◆ RECORD EXCERPTS ◆
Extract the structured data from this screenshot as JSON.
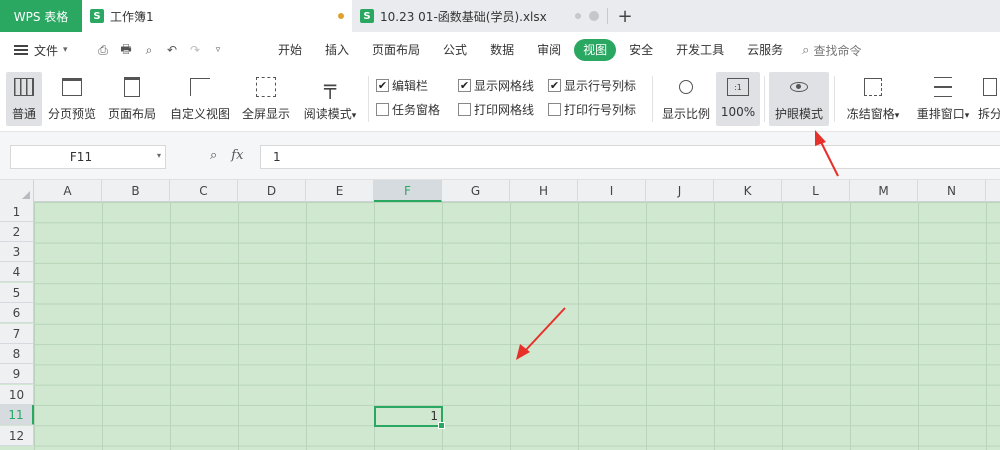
{
  "titlebar": {
    "brand": "WPS 表格",
    "tabs": [
      {
        "name": "工作簿1",
        "icon": "S",
        "active": true
      },
      {
        "name": "10.23   01-函数基础(学员).xlsx",
        "icon": "S",
        "active": false
      }
    ],
    "add_tab": "+"
  },
  "menubar": {
    "file_label": "文件",
    "quick_access_icons": [
      "save-icon",
      "print-icon",
      "print-preview-icon",
      "undo-icon",
      "redo-icon",
      "customize-icon"
    ],
    "tabs": [
      "开始",
      "插入",
      "页面布局",
      "公式",
      "数据",
      "审阅",
      "视图",
      "安全",
      "开发工具",
      "云服务"
    ],
    "active_tab": "视图",
    "search_placeholder": "查找命令"
  },
  "ribbon": {
    "normal": "普通",
    "page_break_preview": "分页预览",
    "page_layout": "页面布局",
    "custom_view": "自定义视图",
    "full_screen": "全屏显示",
    "reading_mode": "阅读模式",
    "checks": {
      "edit_bar": {
        "label": "编辑栏",
        "checked": true
      },
      "task_pane": {
        "label": "任务窗格",
        "checked": false
      },
      "show_gridlines": {
        "label": "显示网格线",
        "checked": true
      },
      "print_gridlines": {
        "label": "打印网格线",
        "checked": false
      },
      "show_headers": {
        "label": "显示行号列标",
        "checked": true
      },
      "print_headers": {
        "label": "打印行号列标",
        "checked": false
      }
    },
    "zoom_ratio": "显示比例",
    "zoom_100": "100%",
    "zoom_100_icon_text": ":1",
    "eye_mode": "护眼模式",
    "freeze_panes": "冻结窗格",
    "arrange_windows": "重排窗口",
    "split": "拆分"
  },
  "formula_bar": {
    "name_box": "F11",
    "fx": "fx",
    "value": "1"
  },
  "sheet": {
    "columns": [
      "A",
      "B",
      "C",
      "D",
      "E",
      "F",
      "G",
      "H",
      "I",
      "J",
      "K",
      "L",
      "M",
      "N"
    ],
    "rows": [
      "1",
      "2",
      "3",
      "4",
      "5",
      "6",
      "7",
      "8",
      "9",
      "10",
      "11",
      "12"
    ],
    "selected_column": "F",
    "selected_row": "11",
    "selected_cell_value": "1"
  },
  "colors": {
    "accent": "#2aa862",
    "grid_bg": "#cfe8cf",
    "arrow": "#e8302a"
  }
}
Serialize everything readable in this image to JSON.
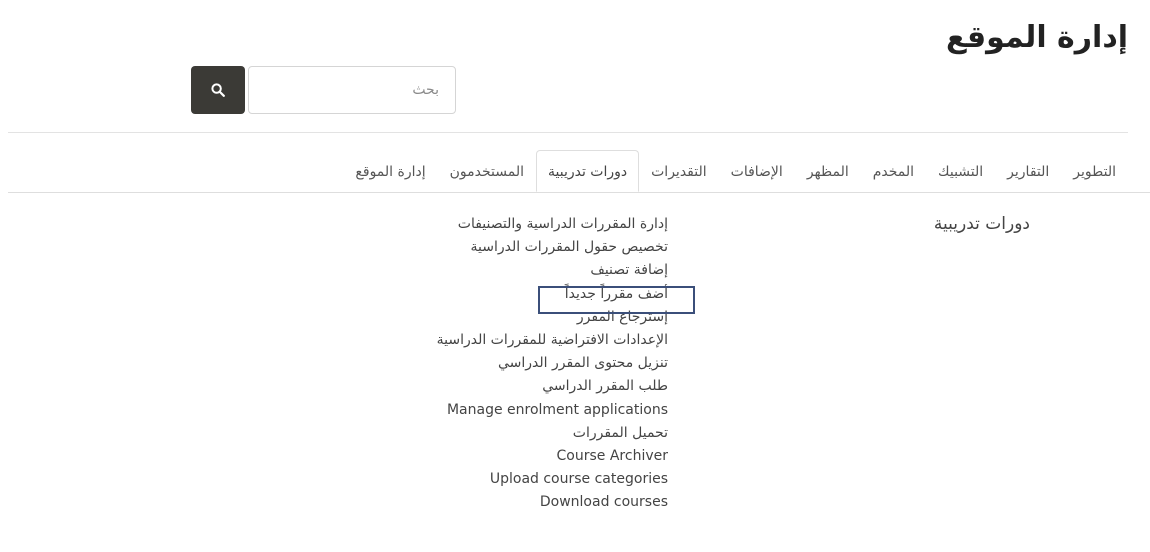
{
  "header": {
    "title": "إدارة الموقع"
  },
  "search": {
    "placeholder": "بحث",
    "button_icon": "search-icon"
  },
  "tabs": [
    {
      "label": "إدارة الموقع"
    },
    {
      "label": "المستخدمون"
    },
    {
      "label": "دورات تدريبية",
      "active": true
    },
    {
      "label": "التقديرات"
    },
    {
      "label": "الإضافات"
    },
    {
      "label": "المظهر"
    },
    {
      "label": "المخدم"
    },
    {
      "label": "التشبيك"
    },
    {
      "label": "التقارير"
    },
    {
      "label": "التطوير"
    }
  ],
  "section": {
    "heading": "دورات تدريبية",
    "links": [
      {
        "label": "إدارة المقررات الدراسية والتصنيفات"
      },
      {
        "label": "تخصيص حقول المقررات الدراسية"
      },
      {
        "label": "إضافة تصنيف"
      },
      {
        "label": "أضف مقرراً جديداً",
        "highlighted": true
      },
      {
        "label": "إسترجاع المقرر"
      },
      {
        "label": "الإعدادات الافتراضية للمقررات الدراسية"
      },
      {
        "label": "تنزيل محتوى المقرر الدراسي"
      },
      {
        "label": "طلب المقرر الدراسي"
      },
      {
        "label": "Manage enrolment applications"
      },
      {
        "label": "تحميل المقررات"
      },
      {
        "label": "Course Archiver"
      },
      {
        "label": "Upload course categories"
      },
      {
        "label": "Download courses"
      }
    ]
  },
  "colors": {
    "search_button": "#3b3a36",
    "highlight_border": "#3b4f7a"
  }
}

◆ TASK DESCRIPTION ◆
Every line above should be repeated exactly; pictures stay out of the copy.

◆ RESULT OF THE TASK ◆
Extract the structured data from this screenshot as JSON.
{
  "titlebar": {
    "brand": "WPS 表格",
    "tabs": [
      {
        "name": "工作簿1",
        "icon": "S",
        "active": true
      },
      {
        "name": "10.23   01-函数基础(学员).xlsx",
        "icon": "S",
        "active": false
      }
    ],
    "add_tab": "+"
  },
  "menubar": {
    "file_label": "文件",
    "quick_access_icons": [
      "save-icon",
      "print-icon",
      "print-preview-icon",
      "undo-icon",
      "redo-icon",
      "customize-icon"
    ],
    "tabs": [
      "开始",
      "插入",
      "页面布局",
      "公式",
      "数据",
      "审阅",
      "视图",
      "安全",
      "开发工具",
      "云服务"
    ],
    "active_tab": "视图",
    "search_placeholder": "查找命令"
  },
  "ribbon": {
    "normal": "普通",
    "page_break_preview": "分页预览",
    "page_layout": "页面布局",
    "custom_view": "自定义视图",
    "full_screen": "全屏显示",
    "reading_mode": "阅读模式",
    "checks": {
      "edit_bar": {
        "label": "编辑栏",
        "checked": true
      },
      "task_pane": {
        "label": "任务窗格",
        "checked": false
      },
      "show_gridlines": {
        "label": "显示网格线",
        "checked": true
      },
      "print_gridlines": {
        "label": "打印网格线",
        "checked": false
      },
      "show_headers": {
        "label": "显示行号列标",
        "checked": true
      },
      "print_headers": {
        "label": "打印行号列标",
        "checked": false
      }
    },
    "zoom_ratio": "显示比例",
    "zoom_100": "100%",
    "zoom_100_icon_text": ":1",
    "eye_mode": "护眼模式",
    "freeze_panes": "冻结窗格",
    "arrange_windows": "重排窗口",
    "split": "拆分"
  },
  "formula_bar": {
    "name_box": "F11",
    "fx": "fx",
    "value": "1"
  },
  "sheet": {
    "columns": [
      "A",
      "B",
      "C",
      "D",
      "E",
      "F",
      "G",
      "H",
      "I",
      "J",
      "K",
      "L",
      "M",
      "N"
    ],
    "rows": [
      "1",
      "2",
      "3",
      "4",
      "5",
      "6",
      "7",
      "8",
      "9",
      "10",
      "11",
      "12"
    ],
    "selected_column": "F",
    "selected_row": "11",
    "selected_cell_value": "1"
  },
  "colors": {
    "accent": "#2aa862",
    "grid_bg": "#cfe8cf",
    "arrow": "#e8302a"
  }
}
Serialize everything readable in this image to JSON.
{
  "header": {
    "title": "إدارة الموقع"
  },
  "search": {
    "placeholder": "بحث",
    "button_icon": "search-icon"
  },
  "tabs": [
    {
      "label": "إدارة الموقع"
    },
    {
      "label": "المستخدمون"
    },
    {
      "label": "دورات تدريبية",
      "active": true
    },
    {
      "label": "التقديرات"
    },
    {
      "label": "الإضافات"
    },
    {
      "label": "المظهر"
    },
    {
      "label": "المخدم"
    },
    {
      "label": "التشبيك"
    },
    {
      "label": "التقارير"
    },
    {
      "label": "التطوير"
    }
  ],
  "section": {
    "heading": "دورات تدريبية",
    "links": [
      {
        "label": "إدارة المقررات الدراسية والتصنيفات"
      },
      {
        "label": "تخصيص حقول المقررات الدراسية"
      },
      {
        "label": "إضافة تصنيف"
      },
      {
        "label": "أضف مقرراً جديداً",
        "highlighted": true
      },
      {
        "label": "إسترجاع المقرر"
      },
      {
        "label": "الإعدادات الافتراضية للمقررات الدراسية"
      },
      {
        "label": "تنزيل محتوى المقرر الدراسي"
      },
      {
        "label": "طلب المقرر الدراسي"
      },
      {
        "label": "Manage enrolment applications"
      },
      {
        "label": "تحميل المقررات"
      },
      {
        "label": "Course Archiver"
      },
      {
        "label": "Upload course categories"
      },
      {
        "label": "Download courses"
      }
    ]
  },
  "colors": {
    "search_button": "#3b3a36",
    "highlight_border": "#3b4f7a"
  }
}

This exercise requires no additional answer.